**PAGE EXTRACT:**
===============
Could a managed mass testing and screening service be the answer to a more rapid recovery in the hospitality sector?
By Stuart MacLennan – CEO, Circular1 Health (www.circular1.com)
As part of his roadmap to economic recovery, the Prime Minister pushed forward the idea of mass testing to open up the beleaguered hospitality industry. No doubt this will have been welcomed across the sector but for perhaps one caveat: why not sooner?
Larry Fink captured the mood in his recent letter to CEOs when he said that the biggest crises ‘…demand an ambitious response.’ His words throw down a challenge to those of us operating in the mass testing ‘space’: how can we be more ambitious? And how can we use mass test- ing to accelerate the economic recovery?
To find the answer the hospitality sector could do no better than looking at the example of other industries and whether their learnings could be translated into a hotel and leisure environment. Mass testing, as an end-to-end managed service, has already been used (and continues to be used) to support the mission-critical nuclear and defence sectors, for example, and creating safe bubbles within workforces. It is protecting not only their people, but also their corporate reputations. It is also ensuring – at its most fundamental level – that we still have the electricity we need to boil our kettles and protect our nation from nefarious influences!
The same ambitious response to these industries is now needed in hospitality.The ‘Test to Operate’ (T2O) model – an active combination of rapid testing and screening – can readily be adapted to create safe bubbles of passengers and staff to re-invigorate the Cruise sector, or re- open residential holiday and activity centres for example. But it could also accelerate the Prime Minister’s plans to re-open events including weddings, festivals, sports and other leisure activities, and – crucially – the numbers of people allowed to attend.
The roadmap currently allows for wedding receptions, funerals and wakes to host up to 30 people, but not until the third step (May 17) and even then, that is subject to change.That means hotels and other hospitality venues having to wait at least another three months before they can start recouping any of their losses over the last 12 months, but even then, many may choose to remain closed if the numbers don’t make economic sense.What if a pilot programme proved a wedding or similar event could have 100 or more guests, in a bubble, tested and screened along with the venue staff, to ensure everyone was safe and the event COVID-free? That is a plan that could be implemented now, without delay, and without further unnecessary pain being inflicted on the hospitality sector.
Given the UK tourism industry is estimated to be valued at £106 billion and support some 3.8 million jobs, the economic and financial imperative is clear for all to see. It just needs someone with ambition, to paraphrase Larry Fink’s words, to demonstrate what can really be achieved if we set our minds to it.
===============
**THE TASK:**
Copy the article on mass testing for the hospitality sector word for word, starting at "The same ambitious" and ending at "allowed to attend.".

**EXCERPTED DATA:**
===============
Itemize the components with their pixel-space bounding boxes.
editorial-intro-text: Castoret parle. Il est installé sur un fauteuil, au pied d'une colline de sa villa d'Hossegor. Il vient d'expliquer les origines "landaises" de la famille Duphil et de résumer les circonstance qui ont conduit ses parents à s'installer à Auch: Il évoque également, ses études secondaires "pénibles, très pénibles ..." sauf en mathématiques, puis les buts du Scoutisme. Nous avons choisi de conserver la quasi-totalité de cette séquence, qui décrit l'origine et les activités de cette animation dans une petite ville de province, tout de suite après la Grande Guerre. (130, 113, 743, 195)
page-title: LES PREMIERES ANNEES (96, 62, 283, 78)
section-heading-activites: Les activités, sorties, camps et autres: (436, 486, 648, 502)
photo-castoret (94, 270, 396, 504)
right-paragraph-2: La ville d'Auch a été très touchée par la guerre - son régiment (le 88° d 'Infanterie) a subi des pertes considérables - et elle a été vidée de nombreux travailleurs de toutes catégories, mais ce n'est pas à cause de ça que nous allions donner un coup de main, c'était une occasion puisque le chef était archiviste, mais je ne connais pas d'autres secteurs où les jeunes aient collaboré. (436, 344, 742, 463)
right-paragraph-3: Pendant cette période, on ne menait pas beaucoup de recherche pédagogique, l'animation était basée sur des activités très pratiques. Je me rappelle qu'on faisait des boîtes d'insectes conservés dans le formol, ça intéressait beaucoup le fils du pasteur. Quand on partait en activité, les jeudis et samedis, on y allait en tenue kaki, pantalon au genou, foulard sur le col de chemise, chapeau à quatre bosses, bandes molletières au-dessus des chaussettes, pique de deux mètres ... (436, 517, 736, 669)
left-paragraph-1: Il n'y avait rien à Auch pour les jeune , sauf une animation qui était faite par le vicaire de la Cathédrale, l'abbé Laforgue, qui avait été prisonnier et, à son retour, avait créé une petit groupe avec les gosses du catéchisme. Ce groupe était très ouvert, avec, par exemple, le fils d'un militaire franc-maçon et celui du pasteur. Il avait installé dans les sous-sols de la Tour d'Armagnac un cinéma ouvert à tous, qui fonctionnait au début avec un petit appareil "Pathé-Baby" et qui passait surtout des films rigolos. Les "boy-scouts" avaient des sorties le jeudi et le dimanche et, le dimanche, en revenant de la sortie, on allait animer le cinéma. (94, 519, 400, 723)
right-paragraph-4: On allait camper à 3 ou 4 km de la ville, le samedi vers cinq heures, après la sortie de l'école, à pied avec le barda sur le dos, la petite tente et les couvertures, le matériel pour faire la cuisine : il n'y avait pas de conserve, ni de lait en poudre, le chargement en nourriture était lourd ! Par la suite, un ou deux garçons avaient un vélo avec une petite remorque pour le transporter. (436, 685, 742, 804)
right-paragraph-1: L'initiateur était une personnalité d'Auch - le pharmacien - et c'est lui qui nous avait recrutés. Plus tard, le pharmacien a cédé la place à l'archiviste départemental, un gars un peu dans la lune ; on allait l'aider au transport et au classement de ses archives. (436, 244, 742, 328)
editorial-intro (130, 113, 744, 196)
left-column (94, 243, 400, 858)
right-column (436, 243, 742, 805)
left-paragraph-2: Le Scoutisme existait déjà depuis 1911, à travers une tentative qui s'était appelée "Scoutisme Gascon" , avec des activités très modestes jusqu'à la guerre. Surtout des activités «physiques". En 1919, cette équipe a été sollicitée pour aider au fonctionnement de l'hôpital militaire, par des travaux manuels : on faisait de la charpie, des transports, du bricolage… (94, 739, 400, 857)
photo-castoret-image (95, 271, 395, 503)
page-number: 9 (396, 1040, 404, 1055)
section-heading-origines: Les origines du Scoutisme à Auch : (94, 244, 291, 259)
===============
**RESPONSE TO THE TASK:**
The same ambitious response to these industries is now needed in hospitality.The ‘Test to Operate’ (T2O) model – an active combination of rapid testing and screening – can readily be adapted to create safe bubbles of passengers and staff to re-invigorate the Cruise sector, or re- open residential holiday and activity centres for example. But it could also accelerate the Prime Minister’s plans to re-open events including weddings, festivals, sports and other leisure activities, and – crucially – the numbers of people allowed to attend.